Records shown »
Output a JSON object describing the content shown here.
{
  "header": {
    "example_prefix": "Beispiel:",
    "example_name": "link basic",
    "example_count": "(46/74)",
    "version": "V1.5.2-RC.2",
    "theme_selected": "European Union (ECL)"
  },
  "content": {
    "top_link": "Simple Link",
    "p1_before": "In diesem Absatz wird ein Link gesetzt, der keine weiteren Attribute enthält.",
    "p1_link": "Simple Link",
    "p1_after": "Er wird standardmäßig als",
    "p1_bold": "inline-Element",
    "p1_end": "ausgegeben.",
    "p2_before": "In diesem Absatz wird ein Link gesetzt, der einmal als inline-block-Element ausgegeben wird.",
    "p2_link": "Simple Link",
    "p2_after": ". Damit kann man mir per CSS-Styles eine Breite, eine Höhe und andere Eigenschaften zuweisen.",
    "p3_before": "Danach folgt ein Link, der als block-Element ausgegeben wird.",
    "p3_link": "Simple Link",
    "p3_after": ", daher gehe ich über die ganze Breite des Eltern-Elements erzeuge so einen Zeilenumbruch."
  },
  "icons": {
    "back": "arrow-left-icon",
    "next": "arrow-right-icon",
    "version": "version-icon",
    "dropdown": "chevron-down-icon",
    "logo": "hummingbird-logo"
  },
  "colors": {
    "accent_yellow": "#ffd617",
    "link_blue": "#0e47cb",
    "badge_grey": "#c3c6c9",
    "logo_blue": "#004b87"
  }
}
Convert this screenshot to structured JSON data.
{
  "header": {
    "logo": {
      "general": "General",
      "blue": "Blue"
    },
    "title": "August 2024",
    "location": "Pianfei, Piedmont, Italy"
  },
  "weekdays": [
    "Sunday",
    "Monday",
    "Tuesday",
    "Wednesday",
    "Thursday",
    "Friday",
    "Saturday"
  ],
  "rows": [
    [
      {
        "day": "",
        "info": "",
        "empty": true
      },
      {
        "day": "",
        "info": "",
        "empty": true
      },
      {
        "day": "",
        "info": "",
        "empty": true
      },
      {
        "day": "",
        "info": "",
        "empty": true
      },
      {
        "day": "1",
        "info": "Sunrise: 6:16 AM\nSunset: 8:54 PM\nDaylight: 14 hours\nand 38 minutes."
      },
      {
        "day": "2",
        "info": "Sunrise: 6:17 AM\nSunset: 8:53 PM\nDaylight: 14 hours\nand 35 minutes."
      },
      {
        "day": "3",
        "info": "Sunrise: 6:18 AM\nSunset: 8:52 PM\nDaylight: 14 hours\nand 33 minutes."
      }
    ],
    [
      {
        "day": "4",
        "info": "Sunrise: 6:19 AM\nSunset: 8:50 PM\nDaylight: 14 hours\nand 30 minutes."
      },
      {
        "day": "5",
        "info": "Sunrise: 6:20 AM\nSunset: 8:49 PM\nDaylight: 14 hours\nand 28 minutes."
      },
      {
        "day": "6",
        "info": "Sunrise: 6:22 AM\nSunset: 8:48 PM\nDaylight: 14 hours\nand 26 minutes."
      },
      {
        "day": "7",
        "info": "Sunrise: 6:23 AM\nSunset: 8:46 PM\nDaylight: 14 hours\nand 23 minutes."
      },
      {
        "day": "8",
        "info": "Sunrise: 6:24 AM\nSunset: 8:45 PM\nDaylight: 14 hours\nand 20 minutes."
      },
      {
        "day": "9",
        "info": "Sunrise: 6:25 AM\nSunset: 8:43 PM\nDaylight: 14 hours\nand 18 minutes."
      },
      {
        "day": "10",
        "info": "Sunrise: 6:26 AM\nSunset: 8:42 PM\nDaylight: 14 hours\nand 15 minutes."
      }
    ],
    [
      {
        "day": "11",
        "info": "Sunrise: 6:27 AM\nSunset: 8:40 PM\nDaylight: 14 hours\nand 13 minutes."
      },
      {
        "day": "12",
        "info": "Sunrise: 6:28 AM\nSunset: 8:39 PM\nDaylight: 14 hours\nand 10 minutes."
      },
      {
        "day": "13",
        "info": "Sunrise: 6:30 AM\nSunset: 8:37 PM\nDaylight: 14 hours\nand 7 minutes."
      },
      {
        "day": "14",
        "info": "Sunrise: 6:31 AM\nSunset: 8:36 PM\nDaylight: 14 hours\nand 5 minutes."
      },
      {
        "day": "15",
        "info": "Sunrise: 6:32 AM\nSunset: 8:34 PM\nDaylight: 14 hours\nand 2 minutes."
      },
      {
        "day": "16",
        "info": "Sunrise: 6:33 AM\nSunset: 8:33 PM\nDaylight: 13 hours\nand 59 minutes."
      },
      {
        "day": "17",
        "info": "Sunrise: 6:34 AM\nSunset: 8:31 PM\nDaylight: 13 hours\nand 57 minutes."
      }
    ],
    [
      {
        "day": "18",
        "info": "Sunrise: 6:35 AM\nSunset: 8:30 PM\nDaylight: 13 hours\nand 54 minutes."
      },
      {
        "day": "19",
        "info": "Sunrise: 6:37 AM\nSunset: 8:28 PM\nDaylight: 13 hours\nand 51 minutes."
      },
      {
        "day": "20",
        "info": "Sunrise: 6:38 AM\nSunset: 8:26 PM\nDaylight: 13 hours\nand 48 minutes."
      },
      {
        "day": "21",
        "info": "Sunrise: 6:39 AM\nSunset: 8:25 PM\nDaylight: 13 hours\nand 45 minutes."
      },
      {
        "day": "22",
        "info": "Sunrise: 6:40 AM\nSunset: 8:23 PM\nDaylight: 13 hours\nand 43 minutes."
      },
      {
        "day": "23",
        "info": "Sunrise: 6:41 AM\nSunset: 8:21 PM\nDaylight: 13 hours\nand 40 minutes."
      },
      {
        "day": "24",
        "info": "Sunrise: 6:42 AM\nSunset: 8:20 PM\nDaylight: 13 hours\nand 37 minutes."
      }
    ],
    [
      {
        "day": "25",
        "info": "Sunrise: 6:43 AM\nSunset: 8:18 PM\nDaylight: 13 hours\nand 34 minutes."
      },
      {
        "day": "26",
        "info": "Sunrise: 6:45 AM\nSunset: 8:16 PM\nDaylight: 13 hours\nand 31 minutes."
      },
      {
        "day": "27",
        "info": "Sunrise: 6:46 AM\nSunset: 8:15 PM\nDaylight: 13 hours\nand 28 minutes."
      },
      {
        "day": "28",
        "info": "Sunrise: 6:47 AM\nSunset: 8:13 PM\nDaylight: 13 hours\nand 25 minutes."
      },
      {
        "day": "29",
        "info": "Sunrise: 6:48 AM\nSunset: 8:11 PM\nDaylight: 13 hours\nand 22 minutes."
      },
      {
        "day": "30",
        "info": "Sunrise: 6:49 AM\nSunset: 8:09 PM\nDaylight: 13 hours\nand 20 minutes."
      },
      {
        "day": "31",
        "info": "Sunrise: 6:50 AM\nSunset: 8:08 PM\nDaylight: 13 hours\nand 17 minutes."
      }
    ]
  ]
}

Objective »
Print every entry exactly as it appears.

Written response »
Output a JSON object describing the content shown here.
{
  "header": {
    "example_prefix": "Beispiel:",
    "example_name": "link basic",
    "example_count": "(46/74)",
    "version": "V1.5.2-RC.2",
    "theme_selected": "European Union (ECL)"
  },
  "content": {
    "top_link": "Simple Link",
    "p1_before": "In diesem Absatz wird ein Link gesetzt, der keine weiteren Attribute enthält.",
    "p1_link": "Simple Link",
    "p1_after": "Er wird standardmäßig als",
    "p1_bold": "inline-Element",
    "p1_end": "ausgegeben.",
    "p2_before": "In diesem Absatz wird ein Link gesetzt, der einmal als inline-block-Element ausgegeben wird.",
    "p2_link": "Simple Link",
    "p2_after": ". Damit kann man mir per CSS-Styles eine Breite, eine Höhe und andere Eigenschaften zuweisen.",
    "p3_before": "Danach folgt ein Link, der als block-Element ausgegeben wird.",
    "p3_link": "Simple Link",
    "p3_after": ", daher gehe ich über die ganze Breite des Eltern-Elements erzeuge so einen Zeilenumbruch."
  },
  "icons": {
    "back": "arrow-left-icon",
    "next": "arrow-right-icon",
    "version": "version-icon",
    "dropdown": "chevron-down-icon",
    "logo": "hummingbird-logo"
  },
  "colors": {
    "accent_yellow": "#ffd617",
    "link_blue": "#0e47cb",
    "badge_grey": "#c3c6c9",
    "logo_blue": "#004b87"
  }
}
Convert this screenshot to structured JSON data.
{
  "header": {
    "logo": {
      "general": "General",
      "blue": "Blue"
    },
    "title": "August 2024",
    "location": "Pianfei, Piedmont, Italy"
  },
  "weekdays": [
    "Sunday",
    "Monday",
    "Tuesday",
    "Wednesday",
    "Thursday",
    "Friday",
    "Saturday"
  ],
  "rows": [
    [
      {
        "day": "",
        "info": "",
        "empty": true
      },
      {
        "day": "",
        "info": "",
        "empty": true
      },
      {
        "day": "",
        "info": "",
        "empty": true
      },
      {
        "day": "",
        "info": "",
        "empty": true
      },
      {
        "day": "1",
        "info": "Sunrise: 6:16 AM\nSunset: 8:54 PM\nDaylight: 14 hours\nand 38 minutes."
      },
      {
        "day": "2",
        "info": "Sunrise: 6:17 AM\nSunset: 8:53 PM\nDaylight: 14 hours\nand 35 minutes."
      },
      {
        "day": "3",
        "info": "Sunrise: 6:18 AM\nSunset: 8:52 PM\nDaylight: 14 hours\nand 33 minutes."
      }
    ],
    [
      {
        "day": "4",
        "info": "Sunrise: 6:19 AM\nSunset: 8:50 PM\nDaylight: 14 hours\nand 30 minutes."
      },
      {
        "day": "5",
        "info": "Sunrise: 6:20 AM\nSunset: 8:49 PM\nDaylight: 14 hours\nand 28 minutes."
      },
      {
        "day": "6",
        "info": "Sunrise: 6:22 AM\nSunset: 8:48 PM\nDaylight: 14 hours\nand 26 minutes."
      },
      {
        "day": "7",
        "info": "Sunrise: 6:23 AM\nSunset: 8:46 PM\nDaylight: 14 hours\nand 23 minutes."
      },
      {
        "day": "8",
        "info": "Sunrise: 6:24 AM\nSunset: 8:45 PM\nDaylight: 14 hours\nand 20 minutes."
      },
      {
        "day": "9",
        "info": "Sunrise: 6:25 AM\nSunset: 8:43 PM\nDaylight: 14 hours\nand 18 minutes."
      },
      {
        "day": "10",
        "info": "Sunrise: 6:26 AM\nSunset: 8:42 PM\nDaylight: 14 hours\nand 15 minutes."
      }
    ],
    [
      {
        "day": "11",
        "info": "Sunrise: 6:27 AM\nSunset: 8:40 PM\nDaylight: 14 hours\nand 13 minutes."
      },
      {
        "day": "12",
        "info": "Sunrise: 6:28 AM\nSunset: 8:39 PM\nDaylight: 14 hours\nand 10 minutes."
      },
      {
        "day": "13",
        "info": "Sunrise: 6:30 AM\nSunset: 8:37 PM\nDaylight: 14 hours\nand 7 minutes."
      },
      {
        "day": "14",
        "info": "Sunrise: 6:31 AM\nSunset: 8:36 PM\nDaylight: 14 hours\nand 5 minutes."
      },
      {
        "day": "15",
        "info": "Sunrise: 6:32 AM\nSunset: 8:34 PM\nDaylight: 14 hours\nand 2 minutes."
      },
      {
        "day": "16",
        "info": "Sunrise: 6:33 AM\nSunset: 8:33 PM\nDaylight: 13 hours\nand 59 minutes."
      },
      {
        "day": "17",
        "info": "Sunrise: 6:34 AM\nSunset: 8:31 PM\nDaylight: 13 hours\nand 57 minutes."
      }
    ],
    [
      {
        "day": "18",
        "info": "Sunrise: 6:35 AM\nSunset: 8:30 PM\nDaylight: 13 hours\nand 54 minutes."
      },
      {
        "day": "19",
        "info": "Sunrise: 6:37 AM\nSunset: 8:28 PM\nDaylight: 13 hours\nand 51 minutes."
      },
      {
        "day": "20",
        "info": "Sunrise: 6:38 AM\nSunset: 8:26 PM\nDaylight: 13 hours\nand 48 minutes."
      },
      {
        "day": "21",
        "info": "Sunrise: 6:39 AM\nSunset: 8:25 PM\nDaylight: 13 hours\nand 45 minutes."
      },
      {
        "day": "22",
        "info": "Sunrise: 6:40 AM\nSunset: 8:23 PM\nDaylight: 13 hours\nand 43 minutes."
      },
      {
        "day": "23",
        "info": "Sunrise: 6:41 AM\nSunset: 8:21 PM\nDaylight: 13 hours\nand 40 minutes."
      },
      {
        "day": "24",
        "info": "Sunrise: 6:42 AM\nSunset: 8:20 PM\nDaylight: 13 hours\nand 37 minutes."
      }
    ],
    [
      {
        "day": "25",
        "info": "Sunrise: 6:43 AM\nSunset: 8:18 PM\nDaylight: 13 hours\nand 34 minutes."
      },
      {
        "day": "26",
        "info": "Sunrise: 6:45 AM\nSunset: 8:16 PM\nDaylight: 13 hours\nand 31 minutes."
      },
      {
        "day": "27",
        "info": "Sunrise: 6:46 AM\nSunset: 8:15 PM\nDaylight: 13 hours\nand 28 minutes."
      },
      {
        "day": "28",
        "info": "Sunrise: 6:47 AM\nSunset: 8:13 PM\nDaylight: 13 hours\nand 25 minutes."
      },
      {
        "day": "29",
        "info": "Sunrise: 6:48 AM\nSunset: 8:11 PM\nDaylight: 13 hours\nand 22 minutes."
      },
      {
        "day": "30",
        "info": "Sunrise: 6:49 AM\nSunset: 8:09 PM\nDaylight: 13 hours\nand 20 minutes."
      },
      {
        "day": "31",
        "info": "Sunrise: 6:50 AM\nSunset: 8:08 PM\nDaylight: 13 hours\nand 17 minutes."
      }
    ]
  ]
}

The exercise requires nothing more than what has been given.